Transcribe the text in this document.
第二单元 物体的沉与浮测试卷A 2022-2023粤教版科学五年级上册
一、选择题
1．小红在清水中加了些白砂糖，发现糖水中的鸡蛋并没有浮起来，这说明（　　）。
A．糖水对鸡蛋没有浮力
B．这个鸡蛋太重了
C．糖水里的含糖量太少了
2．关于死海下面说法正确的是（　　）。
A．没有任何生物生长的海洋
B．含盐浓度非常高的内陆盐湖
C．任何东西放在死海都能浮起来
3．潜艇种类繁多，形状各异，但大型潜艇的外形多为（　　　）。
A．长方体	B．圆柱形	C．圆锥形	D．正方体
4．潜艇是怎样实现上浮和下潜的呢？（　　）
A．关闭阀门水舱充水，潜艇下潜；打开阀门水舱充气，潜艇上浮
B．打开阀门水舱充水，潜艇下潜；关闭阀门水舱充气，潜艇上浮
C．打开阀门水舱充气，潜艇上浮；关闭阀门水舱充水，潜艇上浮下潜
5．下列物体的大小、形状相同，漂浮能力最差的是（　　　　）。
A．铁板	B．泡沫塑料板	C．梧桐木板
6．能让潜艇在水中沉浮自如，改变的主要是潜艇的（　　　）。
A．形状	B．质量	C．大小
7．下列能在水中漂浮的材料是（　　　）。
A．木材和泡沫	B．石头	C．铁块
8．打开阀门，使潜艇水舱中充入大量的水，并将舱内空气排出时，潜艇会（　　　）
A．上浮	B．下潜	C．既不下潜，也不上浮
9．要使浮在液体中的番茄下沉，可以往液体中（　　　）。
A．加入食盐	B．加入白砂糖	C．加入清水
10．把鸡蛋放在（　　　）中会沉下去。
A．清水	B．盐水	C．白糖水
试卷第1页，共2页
==
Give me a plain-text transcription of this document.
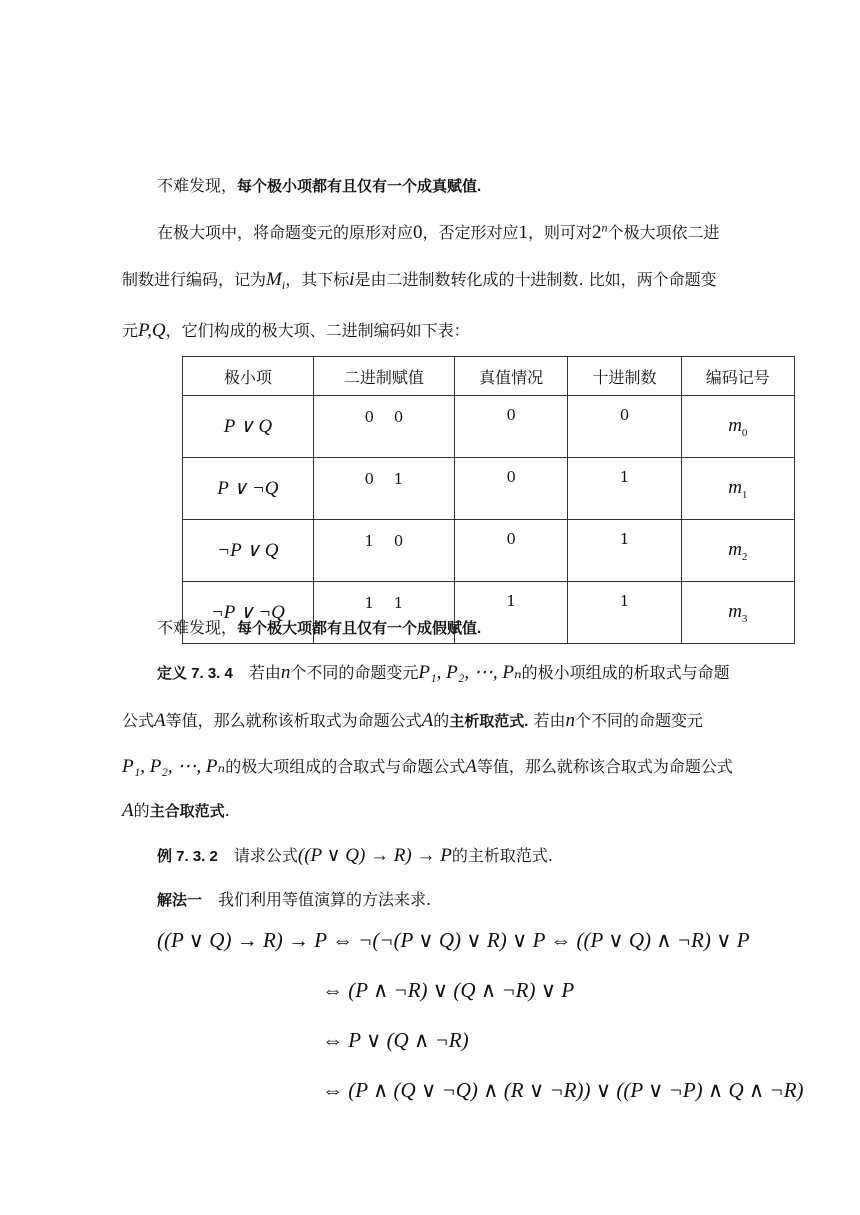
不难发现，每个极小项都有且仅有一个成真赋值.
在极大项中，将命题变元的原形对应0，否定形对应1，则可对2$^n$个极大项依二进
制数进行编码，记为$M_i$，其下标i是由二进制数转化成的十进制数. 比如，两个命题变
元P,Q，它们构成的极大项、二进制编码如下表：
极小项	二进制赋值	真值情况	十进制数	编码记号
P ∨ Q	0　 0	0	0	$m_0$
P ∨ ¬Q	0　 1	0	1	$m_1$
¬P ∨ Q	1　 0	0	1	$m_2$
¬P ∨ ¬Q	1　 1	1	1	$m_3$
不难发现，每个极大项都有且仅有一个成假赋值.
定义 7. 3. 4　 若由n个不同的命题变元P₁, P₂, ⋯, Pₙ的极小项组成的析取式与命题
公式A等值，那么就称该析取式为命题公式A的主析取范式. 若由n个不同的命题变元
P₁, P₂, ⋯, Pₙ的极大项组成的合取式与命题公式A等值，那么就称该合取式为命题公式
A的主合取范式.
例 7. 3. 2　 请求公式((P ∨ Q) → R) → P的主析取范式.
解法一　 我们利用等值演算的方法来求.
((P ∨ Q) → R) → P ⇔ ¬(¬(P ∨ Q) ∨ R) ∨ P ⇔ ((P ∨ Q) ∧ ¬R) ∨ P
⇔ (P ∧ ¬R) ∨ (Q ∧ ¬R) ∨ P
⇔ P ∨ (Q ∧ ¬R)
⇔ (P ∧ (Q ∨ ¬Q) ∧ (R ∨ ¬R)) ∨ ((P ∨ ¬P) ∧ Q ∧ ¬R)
* * *
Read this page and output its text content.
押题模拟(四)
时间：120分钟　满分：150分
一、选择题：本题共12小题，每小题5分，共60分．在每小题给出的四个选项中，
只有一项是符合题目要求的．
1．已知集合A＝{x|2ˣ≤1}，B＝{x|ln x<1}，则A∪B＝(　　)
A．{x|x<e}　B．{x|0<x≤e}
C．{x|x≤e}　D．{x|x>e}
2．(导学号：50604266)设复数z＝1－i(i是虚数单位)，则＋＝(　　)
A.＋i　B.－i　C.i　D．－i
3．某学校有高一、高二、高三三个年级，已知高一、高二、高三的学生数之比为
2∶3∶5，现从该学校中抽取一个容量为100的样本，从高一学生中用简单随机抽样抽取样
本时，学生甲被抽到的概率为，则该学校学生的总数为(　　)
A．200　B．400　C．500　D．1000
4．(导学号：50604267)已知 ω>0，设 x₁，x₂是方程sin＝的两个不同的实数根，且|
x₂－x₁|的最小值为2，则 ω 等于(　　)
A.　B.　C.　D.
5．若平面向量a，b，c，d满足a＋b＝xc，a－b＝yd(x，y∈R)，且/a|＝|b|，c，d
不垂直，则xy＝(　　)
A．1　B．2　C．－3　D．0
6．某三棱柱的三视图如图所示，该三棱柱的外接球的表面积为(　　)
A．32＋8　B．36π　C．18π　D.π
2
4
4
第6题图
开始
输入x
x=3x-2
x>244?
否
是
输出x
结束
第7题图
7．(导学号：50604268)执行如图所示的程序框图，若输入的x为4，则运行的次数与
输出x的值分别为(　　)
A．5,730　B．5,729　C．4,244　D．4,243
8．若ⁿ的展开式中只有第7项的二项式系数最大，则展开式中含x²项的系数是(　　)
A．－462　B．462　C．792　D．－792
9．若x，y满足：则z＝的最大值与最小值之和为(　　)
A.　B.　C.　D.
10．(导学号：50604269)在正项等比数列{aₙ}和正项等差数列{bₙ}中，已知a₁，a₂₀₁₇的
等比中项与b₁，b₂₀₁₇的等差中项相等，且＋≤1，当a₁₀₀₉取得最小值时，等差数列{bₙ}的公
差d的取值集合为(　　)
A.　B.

WHAT IS NEEDED
Look for "this" and pull out every line that has it.

RESPONSE
Transcribe the text in this document.
Give me a plain-text transcription of this document.
Read this page and output its text content.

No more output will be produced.